— Start —

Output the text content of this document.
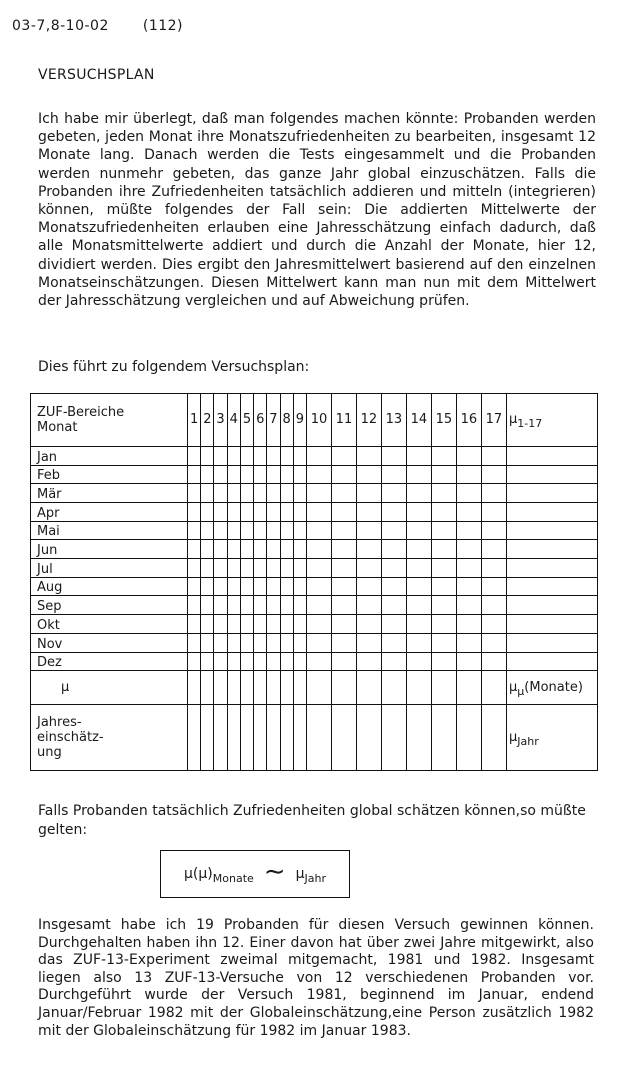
03-7,8-10-02 (112)
VERSUCHSPLAN

Ich habe mir überlegt, daß man folgendes machen könnte: Probanden werden gebeten, jeden Monat ihre Monatszufriedenheiten zu bearbeiten, insgesamt 12 Monate lang. Danach werden die Tests eingesammelt und die Probanden werden nunmehr gebeten, das ganze Jahr global einzuschätzen. Falls die Probanden ihre Zufriedenheiten tatsächlich addieren und mitteln (integrieren) können, müßte folgendes der Fall sein: Die addierten Mittelwerte der Monatszufriedenheiten erlauben eine Jahresschätzung einfach dadurch, daß alle Monatsmittelwerte addiert und durch die Anzahl der Monate, hier 12, dividiert werden. Dies ergibt den Jahresmittelwert basierend auf den einzelnen Monatseinschätzungen. Diesen Mittelwert kann man nun mit dem Mittelwert der Jahresschätzung vergleichen und auf Abweichung prüfen.

Dies führt zu folgendem Versuchsplan:
ZUF-Bereiche
Monat	1	2	3	4	5	6	7	8	9	10	11	12	13	14	15	16	17	$\mu_{1-17}$
Jan																		
Feb																		
Mär																		
Apr																		
Mai																		
Jun																		
Jul																		
Aug																		
Sep																		
Okt																		
Nov																		
Dez																		
μ																		$\mu_\mu(Monate)$

Jahres-
einschätz-
ung																		$\mu_{Jahr}$

Falls Probanden tatsächlich Zufriedenheiten global schätzen können,so müßte gelten:

μ(μ) Monate ∼ μ Jahr

Insgesamt habe ich 19 Probanden für diesen Versuch gewinnen können. Durchgehalten haben ihn 12. Einer davon hat über zwei Jahre mitgewirkt, also das ZUF-13-Experiment zweimal mitgemacht, 1981 und 1982. Insgesamt liegen also 13 ZUF-13-Versuche von 12 verschiedenen Probanden vor. Durchgeführt wurde der Versuch 1981, beginnend im Januar, endend Januar/Februar 1982 mit der Globaleinschätzung,eine Person zusätzlich 1982 mit der Globaleinschätzung für 1982 im Januar 1983.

— End —

Brief: From the entries above, collect every line with the string "tatsächlich" in it.

Solution to this problem:
Ich habe mir überlegt, daß man folgendes machen könnte: Probanden werden gebeten, jeden Monat ihre Monatszufriedenheiten zu bearbeiten, insgesamt 12 Monate lang. Danach werden die Tests eingesammelt und die Probanden werden nunmehr gebeten, das ganze Jahr global einzuschätzen. Falls die Probanden ihre Zufriedenheiten tatsächlich addieren und mitteln (integrieren) können, müßte folgendes der Fall sein: Die addierten Mittelwerte der Monatszufriedenheiten erlauben eine Jahresschätzung einfach dadurch, daß alle Monatsmittelwerte addiert und durch die Anzahl der Monate, hier 12, dividiert werden. Dies ergibt den Jahresmittelwert basierend auf den einzelnen Monatseinschätzungen. Diesen Mittelwert kann man nun mit dem Mittelwert der Jahresschätzung vergleichen und auf Abweichung prüfen.
Falls Probanden tatsächlich Zufriedenheiten global schätzen können,so müßte gelten:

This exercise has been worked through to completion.